| DATA FOR PROCESSING |
---

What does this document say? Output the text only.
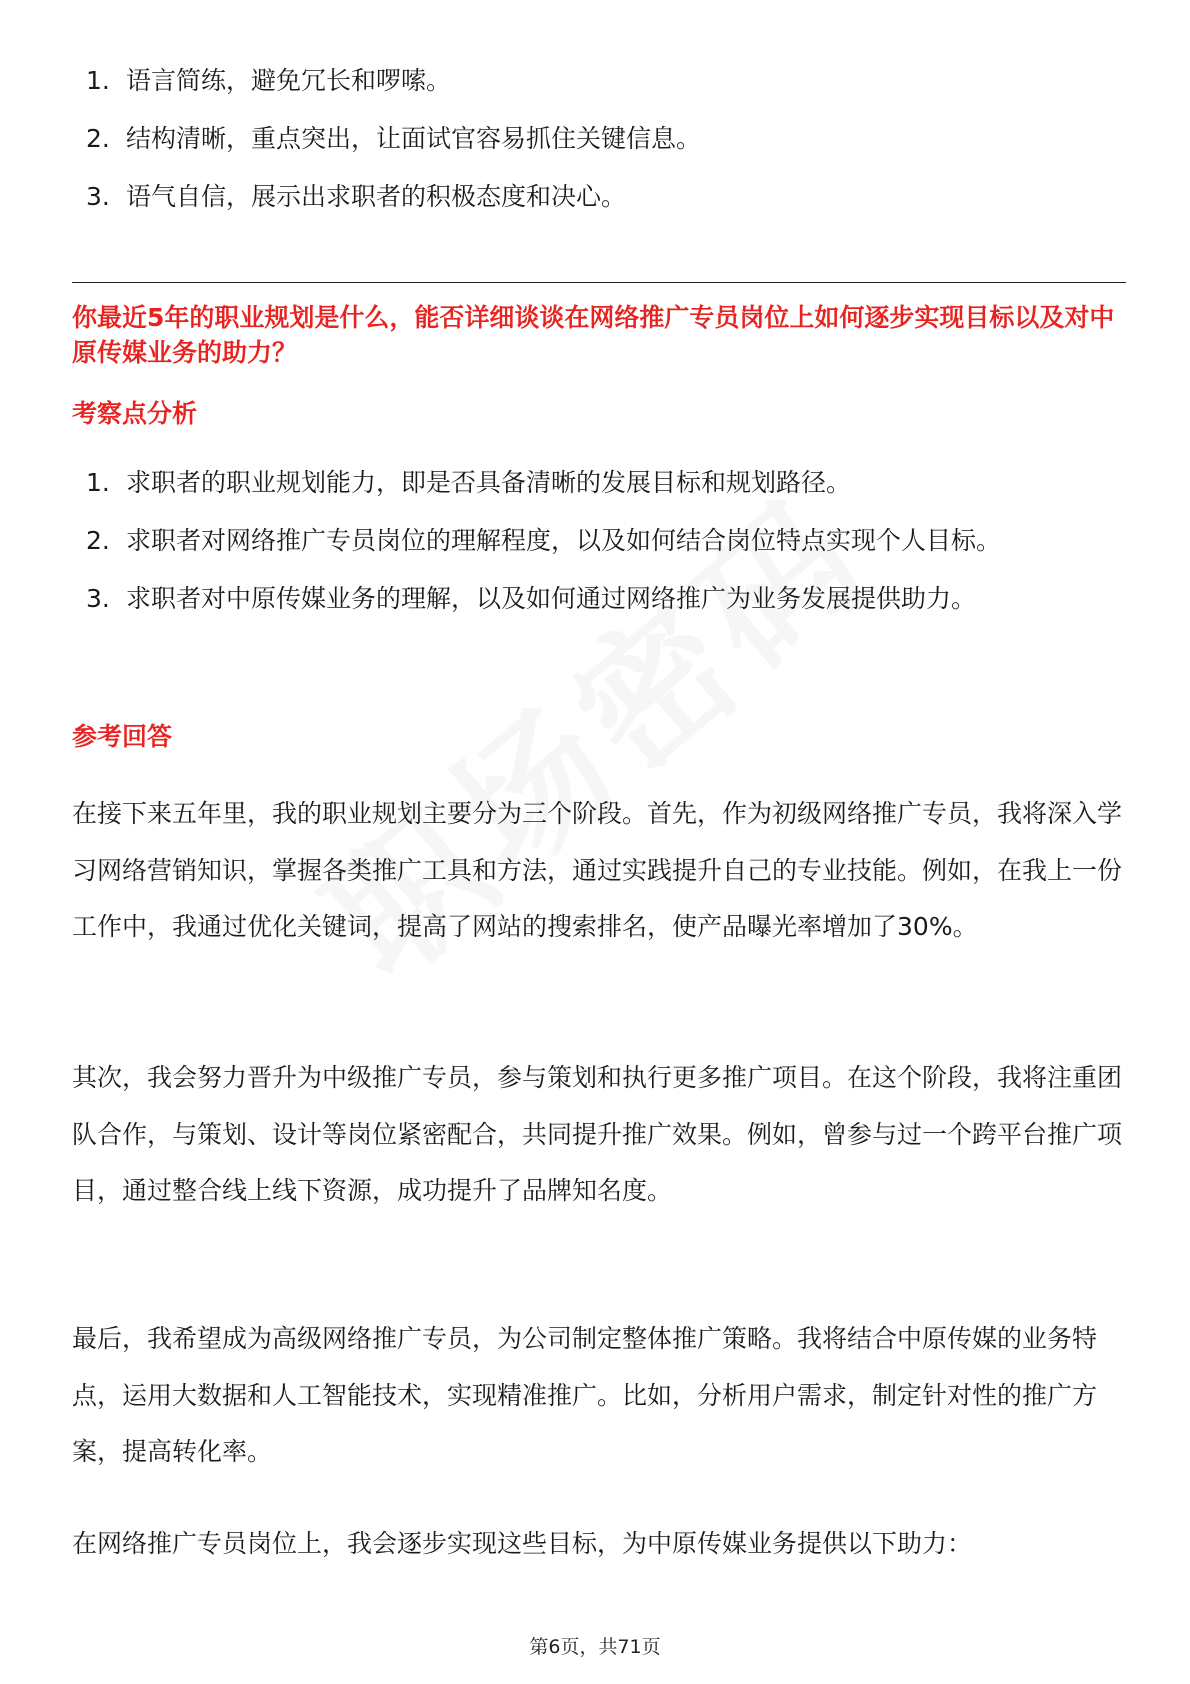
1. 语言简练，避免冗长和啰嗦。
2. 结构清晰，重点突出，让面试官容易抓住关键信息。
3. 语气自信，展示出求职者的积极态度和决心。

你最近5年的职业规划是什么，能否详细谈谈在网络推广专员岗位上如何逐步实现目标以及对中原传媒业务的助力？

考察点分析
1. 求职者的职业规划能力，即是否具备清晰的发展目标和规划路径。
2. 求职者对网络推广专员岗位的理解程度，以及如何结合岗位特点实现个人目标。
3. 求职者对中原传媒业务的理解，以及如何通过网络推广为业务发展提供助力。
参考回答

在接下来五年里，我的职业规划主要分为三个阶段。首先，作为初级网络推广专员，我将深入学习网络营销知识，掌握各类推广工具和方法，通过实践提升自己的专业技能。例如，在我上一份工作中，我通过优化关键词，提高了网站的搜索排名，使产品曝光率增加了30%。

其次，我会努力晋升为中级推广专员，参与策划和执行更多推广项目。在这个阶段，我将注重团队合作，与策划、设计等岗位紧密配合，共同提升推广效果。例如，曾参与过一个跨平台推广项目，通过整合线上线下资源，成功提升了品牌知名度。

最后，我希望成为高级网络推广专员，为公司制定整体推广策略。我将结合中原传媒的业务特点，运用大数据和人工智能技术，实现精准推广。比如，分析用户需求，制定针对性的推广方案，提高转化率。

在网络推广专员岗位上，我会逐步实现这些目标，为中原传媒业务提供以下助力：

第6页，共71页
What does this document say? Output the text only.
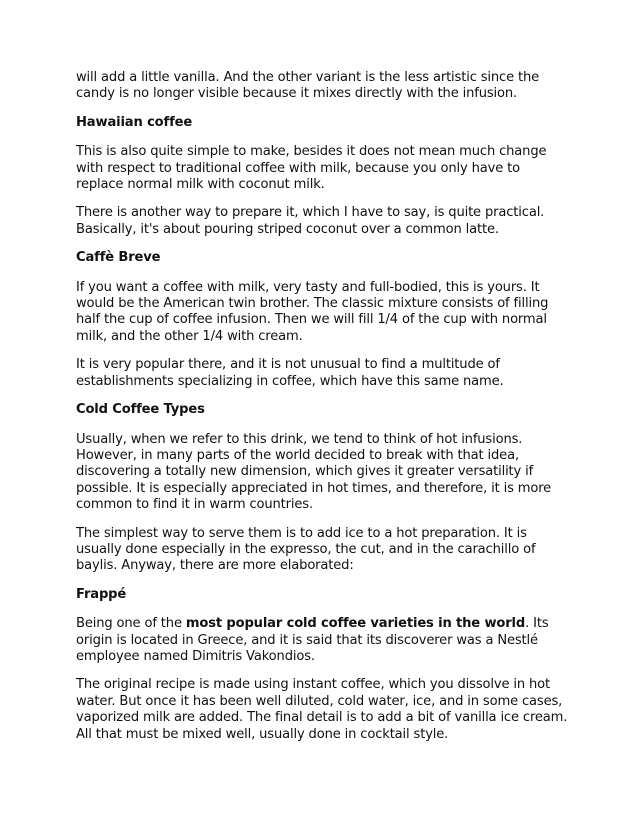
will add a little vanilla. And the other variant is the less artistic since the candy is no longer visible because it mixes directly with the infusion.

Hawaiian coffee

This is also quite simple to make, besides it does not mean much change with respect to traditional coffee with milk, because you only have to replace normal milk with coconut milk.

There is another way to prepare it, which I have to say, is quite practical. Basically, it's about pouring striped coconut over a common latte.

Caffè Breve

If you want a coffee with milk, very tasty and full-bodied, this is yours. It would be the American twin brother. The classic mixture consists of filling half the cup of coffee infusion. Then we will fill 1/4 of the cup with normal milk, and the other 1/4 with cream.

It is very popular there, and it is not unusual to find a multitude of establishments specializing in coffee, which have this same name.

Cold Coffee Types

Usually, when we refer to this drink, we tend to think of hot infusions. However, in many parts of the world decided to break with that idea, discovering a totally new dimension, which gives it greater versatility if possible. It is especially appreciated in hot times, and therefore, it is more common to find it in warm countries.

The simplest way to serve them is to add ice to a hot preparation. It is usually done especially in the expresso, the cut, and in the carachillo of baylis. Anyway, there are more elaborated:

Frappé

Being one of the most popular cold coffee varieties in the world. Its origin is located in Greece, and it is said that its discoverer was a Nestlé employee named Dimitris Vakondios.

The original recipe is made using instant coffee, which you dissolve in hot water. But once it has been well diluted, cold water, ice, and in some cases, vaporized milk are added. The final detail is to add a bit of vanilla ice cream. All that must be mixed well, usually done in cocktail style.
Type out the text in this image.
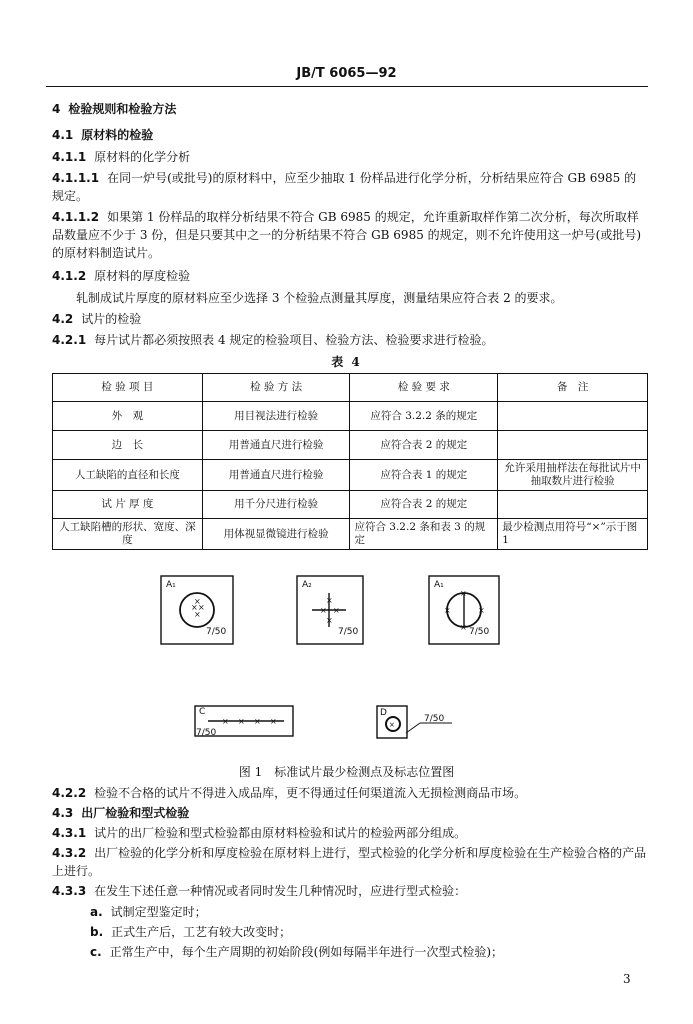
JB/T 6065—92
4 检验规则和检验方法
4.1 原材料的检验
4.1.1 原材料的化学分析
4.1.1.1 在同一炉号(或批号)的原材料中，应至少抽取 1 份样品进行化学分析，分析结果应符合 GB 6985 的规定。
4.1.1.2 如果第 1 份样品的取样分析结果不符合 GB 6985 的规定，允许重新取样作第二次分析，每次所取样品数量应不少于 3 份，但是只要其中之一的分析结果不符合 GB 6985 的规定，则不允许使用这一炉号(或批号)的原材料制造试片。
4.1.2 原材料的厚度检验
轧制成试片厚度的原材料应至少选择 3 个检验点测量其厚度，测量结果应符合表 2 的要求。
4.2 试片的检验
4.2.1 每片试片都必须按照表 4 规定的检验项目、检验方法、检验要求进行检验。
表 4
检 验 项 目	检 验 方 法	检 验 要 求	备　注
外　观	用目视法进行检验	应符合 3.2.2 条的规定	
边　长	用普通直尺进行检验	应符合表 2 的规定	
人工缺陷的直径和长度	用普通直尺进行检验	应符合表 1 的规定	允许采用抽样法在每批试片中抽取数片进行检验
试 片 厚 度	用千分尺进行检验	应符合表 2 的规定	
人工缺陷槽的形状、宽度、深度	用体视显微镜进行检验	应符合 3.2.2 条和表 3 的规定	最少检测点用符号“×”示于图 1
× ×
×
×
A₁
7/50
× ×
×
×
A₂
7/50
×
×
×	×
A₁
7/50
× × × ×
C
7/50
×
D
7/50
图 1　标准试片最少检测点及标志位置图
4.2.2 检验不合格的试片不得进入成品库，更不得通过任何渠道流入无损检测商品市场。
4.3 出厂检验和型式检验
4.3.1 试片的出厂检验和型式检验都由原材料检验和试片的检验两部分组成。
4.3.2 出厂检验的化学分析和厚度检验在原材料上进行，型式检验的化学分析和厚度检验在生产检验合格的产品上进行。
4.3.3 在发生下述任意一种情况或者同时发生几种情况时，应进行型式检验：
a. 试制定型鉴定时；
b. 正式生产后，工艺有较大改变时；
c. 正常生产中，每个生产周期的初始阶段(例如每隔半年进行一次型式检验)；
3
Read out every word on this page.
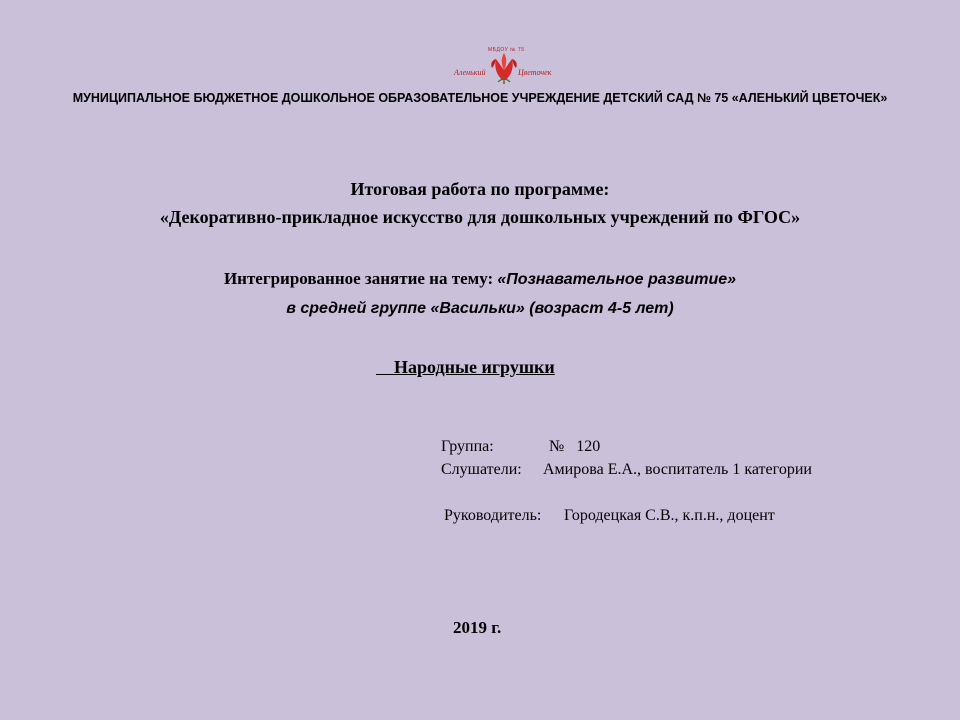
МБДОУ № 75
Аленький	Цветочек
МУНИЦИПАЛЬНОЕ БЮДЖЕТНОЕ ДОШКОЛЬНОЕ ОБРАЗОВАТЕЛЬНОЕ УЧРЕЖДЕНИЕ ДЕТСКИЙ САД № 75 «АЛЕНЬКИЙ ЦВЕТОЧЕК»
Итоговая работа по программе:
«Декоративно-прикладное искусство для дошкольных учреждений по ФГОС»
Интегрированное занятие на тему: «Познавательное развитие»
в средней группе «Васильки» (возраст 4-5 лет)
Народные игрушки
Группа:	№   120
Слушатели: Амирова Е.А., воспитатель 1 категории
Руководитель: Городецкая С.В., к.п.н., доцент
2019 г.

---

| WHAT YOU WILL DO |
Isolate each line of the listing above that includes "用普通直尺进行检验". Copy it.

| EXERCISE SOLUTION |
边　长	用普通直尺进行检验	应符合表 2 的规定	
人工缺陷的直径和长度	用普通直尺进行检验	应符合表 1 的规定	允许采用抽样法在每批试片中抽取数片进行检验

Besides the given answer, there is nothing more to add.